• [Document extract]:
--*--

- Born: Before 1470
- Died: 24 October 1545
- Burial place: Aylesbury, Buckinghamshire
- Spouses: Agnes Dormer; Agnes Norris;
- Children: William Baldwin Agnes Baldwin Pernell Baldwin Sylvester c Baldwin Alice Baldwin
- Parent(s): William Baldwin, Jane (maiden name unknown)

= John Baldwin (judge) =

Member of the Parliament of England

Sir John Baldwin (died 24 October 1545) was an English lawyer and chief justice of the Common Pleas.

==Family==
According to Baker, John Baldwin, born 11 August 1470, was a younger son of William Baldwin (died c.1479) of Aylesbury, Buckinghamshire, and Agnes Dormer, the daughter of William Dormer of West Wycombe, Buckinghamshire. However, according to The Visitation of Buckinghamshire and other sources, Agnes Dormer, the daughter of William Dormer (d.1506) of West Wycombe, was John Baldwin's first wife, not his mother.

Baldwin is said to have had an elder brother, Richard Baldwin (d.1484).

Baldwin's uncle, also named John Baldwin (d. 1469), had a legal career in London as a bencher of Gray's Inn and common serjeant of the city. At his death in 1469 his estates in Aylesbury were inherited in turn by Baldwin's father, William, by Baldwin's elder brother, Richard (d.1484), and in 1484 by Baldwin himself.

--*--

• [Collected data]:
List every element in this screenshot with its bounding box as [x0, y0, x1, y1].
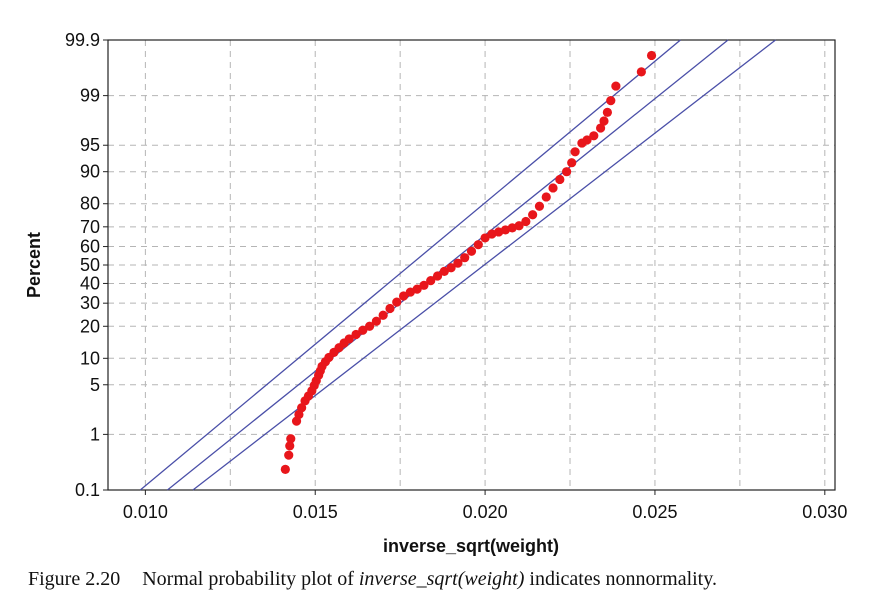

--*--

• [Problems to work on]:
A – Using the John Baldwin article above, answer these:
(i) Where was Baldwin buried?
(ii) Which court did he serve as chief justice?
(iii) What two legal roles did his uncle hold?
B – Repeat the part of the John Baldwin article above from "- Born: Before" to "(maiden name unknown)".
C – Shorten the paragraph of the John Baldwin article that begins "Baldwin's uncle, also named John Baldwin", keeping its main facts.

• [Correct answers]:
A –
(i) Aylesbury, Buckinghamshire.
(ii) The Common Pleas.
(iii) Bencher of Gray's Inn and common serjeant of the city of London.

B –
- Born: Before 1470
- Died: 24 October 1545
- Burial place: Aylesbury, Buckinghamshire
- Spouses: Agnes Dormer; Agnes Norris;
- Children: William Baldwin Agnes Baldwin Pernell Baldwin Sylvester c Baldwin Alice Baldwin
- Parent(s): William Baldwin, Jane (maiden name unknown)

C – Baldwin's uncle John Baldwin (d. 1469) was a bencher of Gray's Inn and common serjeant of London. His Aylesbury estates went first to Baldwin's father, William, then to Baldwin's elder brother, Richard (d. 1484), and finally, in 1484, to Baldwin.